WORKING DATA:
****************

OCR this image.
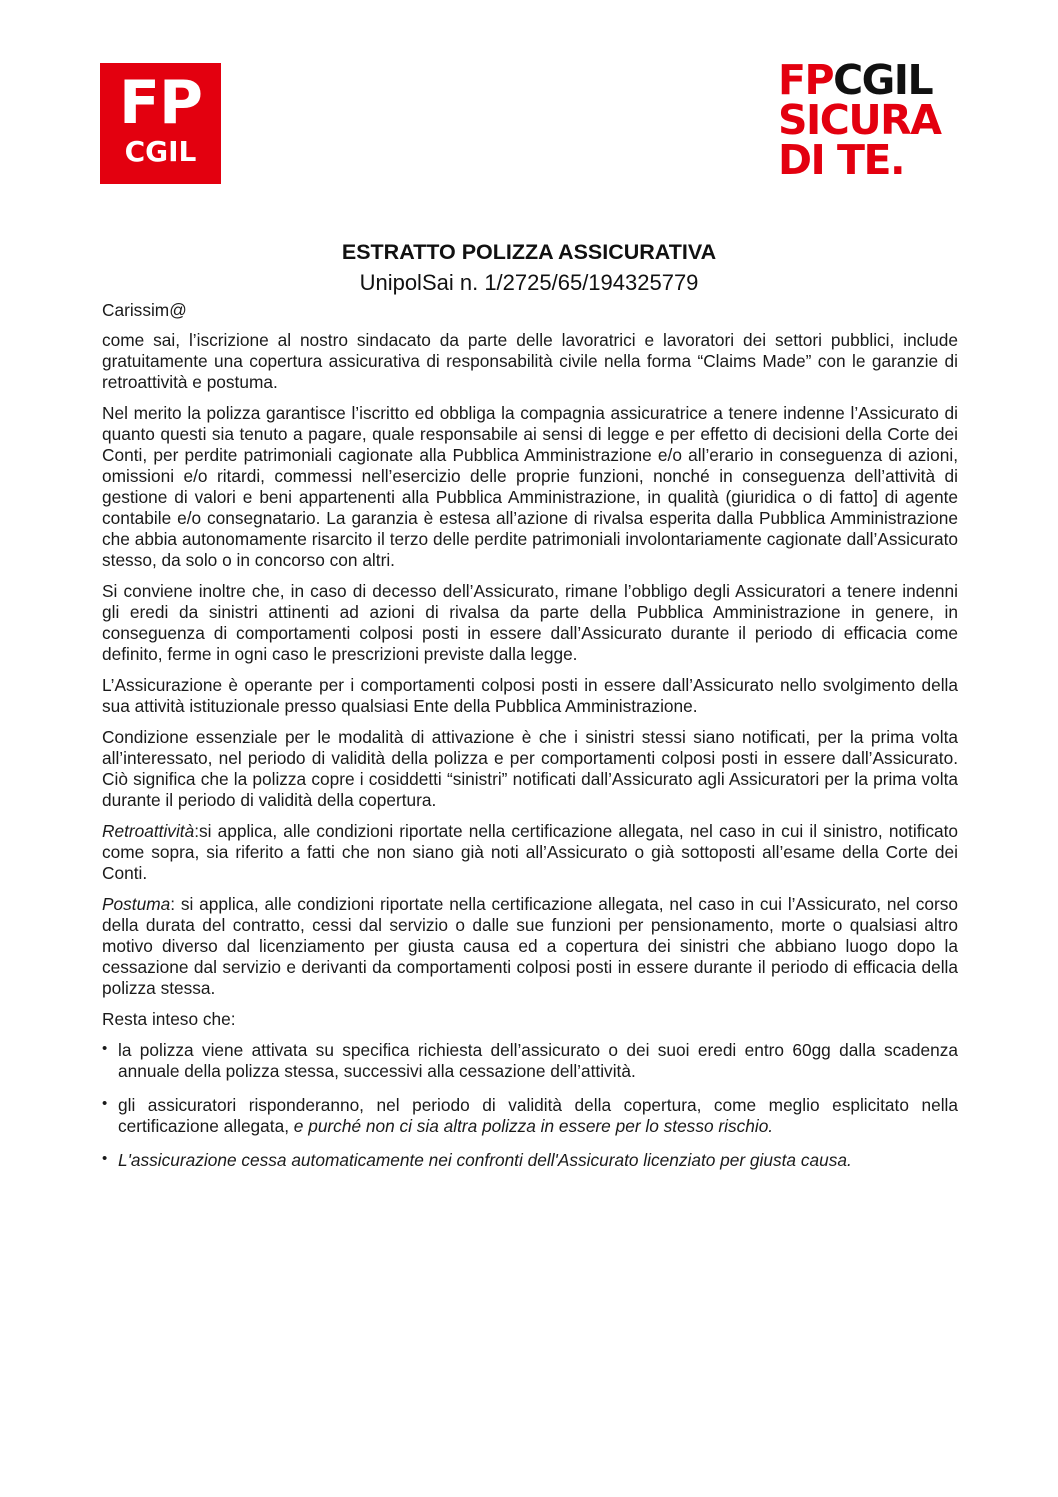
FP
CGIL
FPCGIL
SICURA
DI TE.
ESTRATTO POLIZZA ASSICURATIVA
UnipolSai n. 1/2725/65/194325779
Carissim@

come sai, l’iscrizione al nostro sindacato da parte delle lavoratrici e lavoratori dei settori pubblici, include gratuitamente una copertura assicurativa di responsabilità civile nella forma “Claims Made” con le garanzie di retroattività e postuma.

Nel merito la polizza garantisce l’iscritto ed obbliga la compagnia assicuratrice a tenere indenne l’Assicurato di quanto questi sia tenuto a pagare, quale responsabile ai sensi di legge e per effetto di decisioni della Corte dei Conti, per perdite patrimoniali cagionate alla Pubblica Amministrazione e/o all’erario in conseguenza di azioni, omissioni e/o ritardi, commessi nell’esercizio delle proprie funzioni, nonché in conseguenza dell’attività di gestione di valori e beni appartenenti alla Pubblica Amministrazione, in qualità (giuridica o di fatto] di agente contabile e/o consegnatario. La garanzia è estesa all’azione di rivalsa esperita dalla Pubblica Amministrazione che abbia autonomamente risarcito il terzo delle perdite patrimoniali involontariamente cagionate dall’Assicurato stesso, da solo o in concorso con altri.

Si conviene inoltre che, in caso di decesso dell’Assicurato, rimane l’obbligo degli Assicuratori a tenere indenni gli eredi da sinistri attinenti ad azioni di rivalsa da parte della Pubblica Amministrazione in genere, in conseguenza di comportamenti colposi posti in essere dall’Assicurato durante il periodo di efficacia come definito, ferme in ogni caso le prescrizioni previste dalla legge.

L’Assicurazione è operante per i comportamenti colposi posti in essere dall’Assicurato nello svolgimento della sua attività istituzionale presso qualsiasi Ente della Pubblica Amministrazione.

Condizione essenziale per le modalità di attivazione è che i sinistri stessi siano notificati, per la prima volta all’interessato, nel periodo di validità della polizza e per comportamenti colposi posti in essere dall’Assicurato. Ciò significa che la polizza copre i cosiddetti “sinistri” notificati dall’Assicurato agli Assicuratori per la prima volta durante il periodo di validità della copertura.

Retroattività:si applica, alle condizioni riportate nella certificazione allegata, nel caso in cui il sinistro, notificato come sopra, sia riferito a fatti che non siano già noti all’Assicurato o già sottoposti all’esame della Corte dei Conti.

Postuma: si applica, alle condizioni riportate nella certificazione allegata, nel caso in cui l’Assicurato, nel corso della durata del contratto, cessi dal servizio o dalle sue funzioni per pensionamento, morte o qualsiasi altro motivo diverso dal licenziamento per giusta causa ed a copertura dei sinistri che abbiano luogo dopo la cessazione dal servizio e derivanti da comportamenti colposi posti in essere durante il periodo di efficacia della polizza stessa.

Resta inteso che:

• la polizza viene attivata su specifica richiesta dell’assicurato o dei suoi eredi entro 60gg dalla scadenza annuale della polizza stessa, successivi alla cessazione dell’attività.
• gli assicuratori risponderanno, nel periodo di validità della copertura, come meglio esplicitato nella certificazione allegata, e purché non ci sia altra polizza in essere per lo stesso rischio.
• L'assicurazione cessa automaticamente nei confronti dell'Assicurato licenziato per giusta causa.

****************

The pictures in the entries should be left out; output everything else exactly.

PROBLEM SOLUTION:
OCR this image.
FP
CGIL
FPCGIL
SICURA
DI TE.
ESTRATTO POLIZZA ASSICURATIVA
UnipolSai n. 1/2725/65/194325779
Carissim@

come sai, l’iscrizione al nostro sindacato da parte delle lavoratrici e lavoratori dei settori pubblici, include gratuitamente una copertura assicurativa di responsabilità civile nella forma “Claims Made” con le garanzie di retroattività e postuma.

Nel merito la polizza garantisce l’iscritto ed obbliga la compagnia assicuratrice a tenere indenne l’Assicurato di quanto questi sia tenuto a pagare, quale responsabile ai sensi di legge e per effetto di decisioni della Corte dei Conti, per perdite patrimoniali cagionate alla Pubblica Amministrazione e/o all’erario in conseguenza di azioni, omissioni e/o ritardi, commessi nell’esercizio delle proprie funzioni, nonché in conseguenza dell’attività di gestione di valori e beni appartenenti alla Pubblica Amministrazione, in qualità (giuridica o di fatto] di agente contabile e/o consegnatario. La garanzia è estesa all’azione di rivalsa esperita dalla Pubblica Amministrazione che abbia autonomamente risarcito il terzo delle perdite patrimoniali involontariamente cagionate dall’Assicurato stesso, da solo o in concorso con altri.

Si conviene inoltre che, in caso di decesso dell’Assicurato, rimane l’obbligo degli Assicuratori a tenere indenni gli eredi da sinistri attinenti ad azioni di rivalsa da parte della Pubblica Amministrazione in genere, in conseguenza di comportamenti colposi posti in essere dall’Assicurato durante il periodo di efficacia come definito, ferme in ogni caso le prescrizioni previste dalla legge.

L’Assicurazione è operante per i comportamenti colposi posti in essere dall’Assicurato nello svolgimento della sua attività istituzionale presso qualsiasi Ente della Pubblica Amministrazione.

Condizione essenziale per le modalità di attivazione è che i sinistri stessi siano notificati, per la prima volta all’interessato, nel periodo di validità della polizza e per comportamenti colposi posti in essere dall’Assicurato. Ciò significa che la polizza copre i cosiddetti “sinistri” notificati dall’Assicurato agli Assicuratori per la prima volta durante il periodo di validità della copertura.

Retroattività:si applica, alle condizioni riportate nella certificazione allegata, nel caso in cui il sinistro, notificato come sopra, sia riferito a fatti che non siano già noti all’Assicurato o già sottoposti all’esame della Corte dei Conti.

Postuma: si applica, alle condizioni riportate nella certificazione allegata, nel caso in cui l’Assicurato, nel corso della durata del contratto, cessi dal servizio o dalle sue funzioni per pensionamento, morte o qualsiasi altro motivo diverso dal licenziamento per giusta causa ed a copertura dei sinistri che abbiano luogo dopo la cessazione dal servizio e derivanti da comportamenti colposi posti in essere durante il periodo di efficacia della polizza stessa.

Resta inteso che:

• la polizza viene attivata su specifica richiesta dell’assicurato o dei suoi eredi entro 60gg dalla scadenza annuale della polizza stessa, successivi alla cessazione dell’attività.
• gli assicuratori risponderanno, nel periodo di validità della copertura, come meglio esplicitato nella certificazione allegata, e purché non ci sia altra polizza in essere per lo stesso rischio.
• L'assicurazione cessa automaticamente nei confronti dell'Assicurato licenziato per giusta causa.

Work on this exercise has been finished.